(EXERCISE DETAILS)
Reproduce all of the material word for word.

** start **

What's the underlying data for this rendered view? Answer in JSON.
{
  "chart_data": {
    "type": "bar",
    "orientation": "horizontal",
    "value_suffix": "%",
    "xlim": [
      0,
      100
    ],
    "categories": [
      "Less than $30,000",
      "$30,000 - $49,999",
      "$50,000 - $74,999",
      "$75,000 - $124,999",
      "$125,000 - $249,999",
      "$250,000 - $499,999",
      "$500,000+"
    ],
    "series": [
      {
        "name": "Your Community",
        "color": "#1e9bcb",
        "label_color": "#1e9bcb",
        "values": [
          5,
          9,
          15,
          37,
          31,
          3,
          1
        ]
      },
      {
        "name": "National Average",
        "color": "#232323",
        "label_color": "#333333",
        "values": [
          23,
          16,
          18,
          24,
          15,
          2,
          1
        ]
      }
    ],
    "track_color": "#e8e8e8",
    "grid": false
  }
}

** end **

(EXPECTED OUTPUT)
What's the underlying data for this rendered view? Answer in JSON.
{
  "chart_data": {
    "type": "bar",
    "orientation": "horizontal",
    "value_suffix": "%",
    "xlim": [
      0,
      100
    ],
    "categories": [
      "Less than $30,000",
      "$30,000 - $49,999",
      "$50,000 - $74,999",
      "$75,000 - $124,999",
      "$125,000 - $249,999",
      "$250,000 - $499,999",
      "$500,000+"
    ],
    "series": [
      {
        "name": "Your Community",
        "color": "#1e9bcb",
        "label_color": "#1e9bcb",
        "values": [
          5,
          9,
          15,
          37,
          31,
          3,
          1
        ]
      },
      {
        "name": "National Average",
        "color": "#232323",
        "label_color": "#333333",
        "values": [
          23,
          16,
          18,
          24,
          15,
          2,
          1
        ]
      }
    ],
    "track_color": "#e8e8e8",
    "grid": false
  }
}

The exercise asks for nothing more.